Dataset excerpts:
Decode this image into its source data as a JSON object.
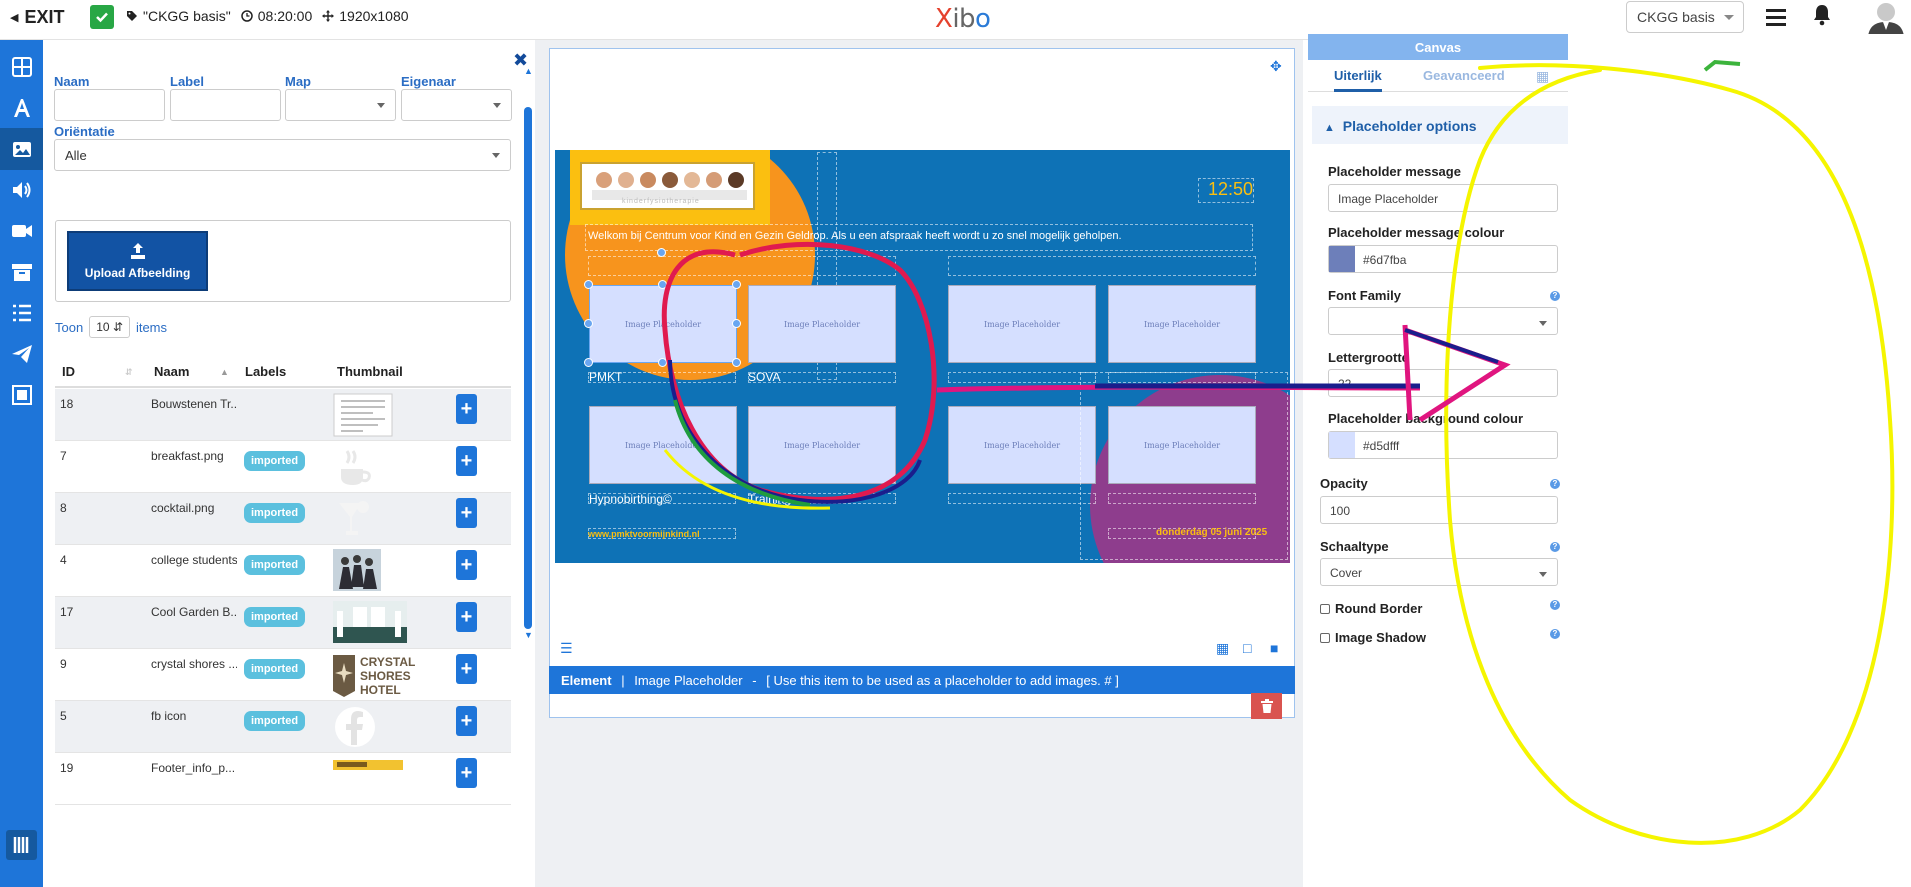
{
  "topbar": {
    "exit_label": "EXIT",
    "layout_name": "\"CKGG basis\"",
    "duration": "08:20:00",
    "resolution": "1920x1080",
    "logo": {
      "x": "X",
      "ib": "ib",
      "o": "o"
    },
    "layout_select": "CKGG basis"
  },
  "library": {
    "filters": {
      "naam_label": "Naam",
      "label_label": "Label",
      "map_label": "Map",
      "eigenaar_label": "Eigenaar",
      "orientatie_label": "Oriëntatie",
      "orientatie_value": "Alle"
    },
    "upload_label": "Upload Afbeelding",
    "toon_label": "Toon",
    "page_size": "10",
    "items_label": "items",
    "columns": {
      "id": "ID",
      "naam": "Naam",
      "labels": "Labels",
      "thumbnail": "Thumbnail"
    },
    "rows": [
      {
        "id": "18",
        "name": "Bouwstenen Tr...",
        "badge": ""
      },
      {
        "id": "7",
        "name": "breakfast.png",
        "badge": "imported"
      },
      {
        "id": "8",
        "name": "cocktail.png",
        "badge": "imported"
      },
      {
        "id": "4",
        "name": "college students",
        "badge": "imported"
      },
      {
        "id": "17",
        "name": "Cool Garden B...",
        "badge": "imported"
      },
      {
        "id": "9",
        "name": "crystal shores ...",
        "badge": "imported"
      },
      {
        "id": "5",
        "name": "fb icon",
        "badge": "imported"
      },
      {
        "id": "19",
        "name": "Footer_info_p...",
        "badge": ""
      }
    ],
    "crystal_thumb": {
      "l1": "CRYSTAL",
      "l2": "SHORES",
      "l3": "HOTEL"
    }
  },
  "canvas": {
    "clock": "12:50",
    "welcome": "Welkom bij Centrum voor Kind en Gezin Geldrop. Als u een afspraak heeft wordt u zo snel mogelijk geholpen.",
    "placeholder_text": "Image Placeholder",
    "captions": [
      "PMKT",
      "SOVA",
      "Hypnobirthing©",
      "Trainingen"
    ],
    "website": "www.pmktvoormijnkind.nl",
    "date": "donderdag 05 juni 2025",
    "logo_sub": "kinderfysiotherapie"
  },
  "element_bar": {
    "kind": "Element",
    "name": "Image Placeholder",
    "description": "[ Use this item to be used as a placeholder to add images. # ]"
  },
  "properties": {
    "header": "Canvas",
    "tab_uiterlijk": "Uiterlijk",
    "tab_geavanceerd": "Geavanceerd",
    "section": "Placeholder options",
    "placeholder_message_label": "Placeholder message",
    "placeholder_message_value": "Image Placeholder",
    "message_colour_label": "Placeholder message colour",
    "message_colour_value": "#6d7fba",
    "font_family_label": "Font Family",
    "font_size_label": "Lettergrootte",
    "font_size_value": "22",
    "bg_colour_label": "Placeholder background colour",
    "bg_colour_value": "#d5dfff",
    "opacity_label": "Opacity",
    "opacity_value": "100",
    "scale_label": "Schaaltype",
    "scale_value": "Cover",
    "round_border_label": "Round Border",
    "image_shadow_label": "Image Shadow"
  },
  "colors": {
    "accent": "#1e75d9",
    "placeholder_text": "#6d7fba",
    "placeholder_bg": "#d5dfff",
    "annotation_yellow": "#f5f500",
    "annotation_magenta": "#e0157f",
    "annotation_navy": "#1a1e8c"
  }
}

* TASK STATEMENT: Quote the records above exactly, leaving out any pictures.

* EXERCISE ANSWER:
Decode this image into its source data as a JSON object.
{
  "topbar": {
    "exit_label": "EXIT",
    "layout_name": "\"CKGG basis\"",
    "duration": "08:20:00",
    "resolution": "1920x1080",
    "logo": {
      "x": "X",
      "ib": "ib",
      "o": "o"
    },
    "layout_select": "CKGG basis"
  },
  "library": {
    "filters": {
      "naam_label": "Naam",
      "label_label": "Label",
      "map_label": "Map",
      "eigenaar_label": "Eigenaar",
      "orientatie_label": "Oriëntatie",
      "orientatie_value": "Alle"
    },
    "upload_label": "Upload Afbeelding",
    "toon_label": "Toon",
    "page_size": "10",
    "items_label": "items",
    "columns": {
      "id": "ID",
      "naam": "Naam",
      "labels": "Labels",
      "thumbnail": "Thumbnail"
    },
    "rows": [
      {
        "id": "18",
        "name": "Bouwstenen Tr...",
        "badge": ""
      },
      {
        "id": "7",
        "name": "breakfast.png",
        "badge": "imported"
      },
      {
        "id": "8",
        "name": "cocktail.png",
        "badge": "imported"
      },
      {
        "id": "4",
        "name": "college students",
        "badge": "imported"
      },
      {
        "id": "17",
        "name": "Cool Garden B...",
        "badge": "imported"
      },
      {
        "id": "9",
        "name": "crystal shores ...",
        "badge": "imported"
      },
      {
        "id": "5",
        "name": "fb icon",
        "badge": "imported"
      },
      {
        "id": "19",
        "name": "Footer_info_p...",
        "badge": ""
      }
    ],
    "crystal_thumb": {
      "l1": "CRYSTAL",
      "l2": "SHORES",
      "l3": "HOTEL"
    }
  },
  "canvas": {
    "clock": "12:50",
    "welcome": "Welkom bij Centrum voor Kind en Gezin Geldrop. Als u een afspraak heeft wordt u zo snel mogelijk geholpen.",
    "placeholder_text": "Image Placeholder",
    "captions": [
      "PMKT",
      "SOVA",
      "Hypnobirthing©",
      "Trainingen"
    ],
    "website": "www.pmktvoormijnkind.nl",
    "date": "donderdag 05 juni 2025",
    "logo_sub": "kinderfysiotherapie"
  },
  "element_bar": {
    "kind": "Element",
    "name": "Image Placeholder",
    "description": "[ Use this item to be used as a placeholder to add images. # ]"
  },
  "properties": {
    "header": "Canvas",
    "tab_uiterlijk": "Uiterlijk",
    "tab_geavanceerd": "Geavanceerd",
    "section": "Placeholder options",
    "placeholder_message_label": "Placeholder message",
    "placeholder_message_value": "Image Placeholder",
    "message_colour_label": "Placeholder message colour",
    "message_colour_value": "#6d7fba",
    "font_family_label": "Font Family",
    "font_size_label": "Lettergrootte",
    "font_size_value": "22",
    "bg_colour_label": "Placeholder background colour",
    "bg_colour_value": "#d5dfff",
    "opacity_label": "Opacity",
    "opacity_value": "100",
    "scale_label": "Schaaltype",
    "scale_value": "Cover",
    "round_border_label": "Round Border",
    "image_shadow_label": "Image Shadow"
  },
  "colors": {
    "accent": "#1e75d9",
    "placeholder_text": "#6d7fba",
    "placeholder_bg": "#d5dfff",
    "annotation_yellow": "#f5f500",
    "annotation_magenta": "#e0157f",
    "annotation_navy": "#1a1e8c"
  }
}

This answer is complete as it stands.